- [TASK DATA]:
=====

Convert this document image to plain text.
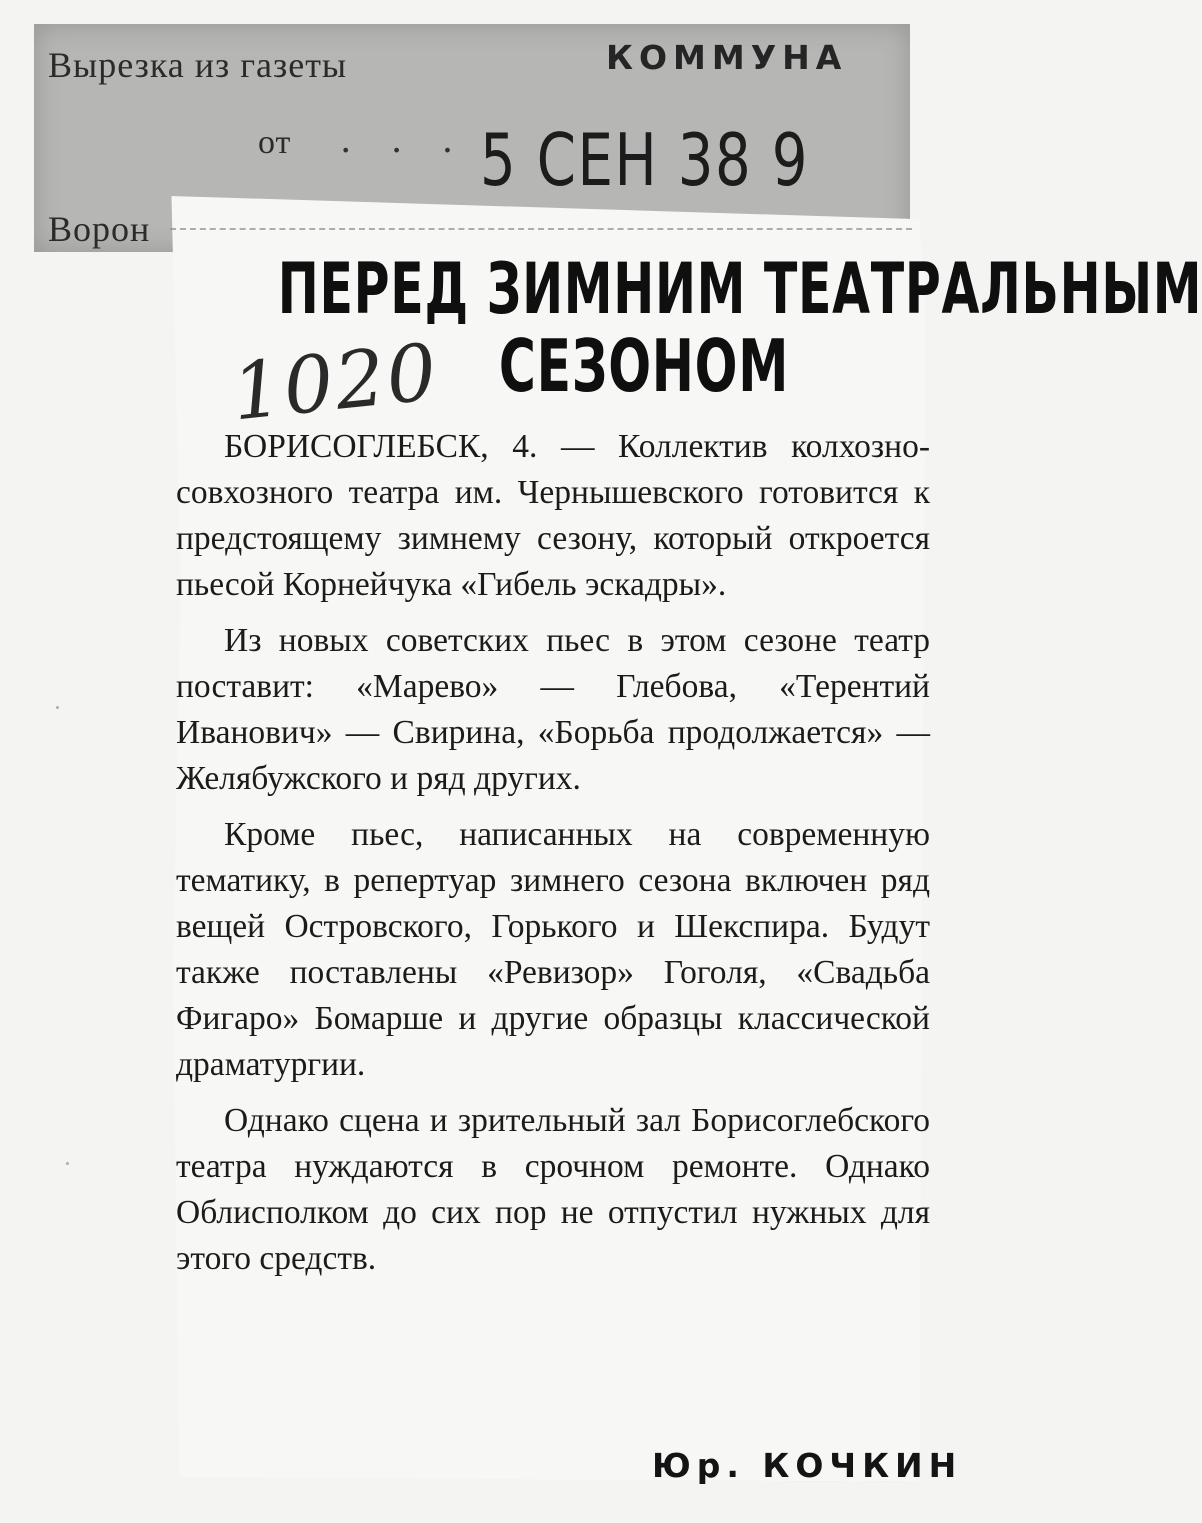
Вырезка из газеты	КОММУНА
от . . . 5 СЕН 38 9
Ворон
ПЕРЕД ЗИМНИМ ТЕАТРАЛЬНЫМ
СЕЗОНОМ
1020

БОРИСОГЛЕБСК, 4. — Коллектив колхозно-совхозного театра им. Чернышевского готовится к предстоящему зимнему сезону, который откроется пьесой Корнейчука «Гибель эскадры».

Из новых советских пьес в этом сезоне театр поставит: «Марево» — Глебова, «Терентий Иванович» — Свирина, «Борьба продолжается» — Желябужского и ряд других.

Кроме пьес, написанных на современную тематику, в репертуар зимнего сезона включен ряд вещей Островского, Горького и Шекспира. Будут также поставлены «Ревизор» Гоголя, «Свадьба Фигаро» Бомарше и другие образцы классической драматургии.

Однако сцена и зрительный зал Борисоглебского театра нуждаются в срочном ремонте. Однако Облисполком до сих пор не отпустил нужных для этого средств.

Юр. КОЧКИН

=====

Each line of the material must be retyped exactly, except that images are omitted.

Convert this document image to plain text.
Вырезка из газеты	КОММУНА
от . . . 5 СЕН 38 9
Ворон
ПЕРЕД ЗИМНИМ ТЕАТРАЛЬНЫМ
СЕЗОНОМ
1020

БОРИСОГЛЕБСК, 4. — Коллектив колхозно-совхозного театра им. Чернышевского готовится к предстоящему зимнему сезону, который откроется пьесой Корнейчука «Гибель эскадры».

Из новых советских пьес в этом сезоне театр поставит: «Марево» — Глебова, «Терентий Иванович» — Свирина, «Борьба продолжается» — Желябужского и ряд других.

Кроме пьес, написанных на современную тематику, в репертуар зимнего сезона включен ряд вещей Островского, Горького и Шекспира. Будут также поставлены «Ревизор» Гоголя, «Свадьба Фигаро» Бомарше и другие образцы классической драматургии.

Однако сцена и зрительный зал Борисоглебского театра нуждаются в срочном ремонте. Однако Облисполком до сих пор не отпустил нужных для этого средств.

Юр. КОЧКИН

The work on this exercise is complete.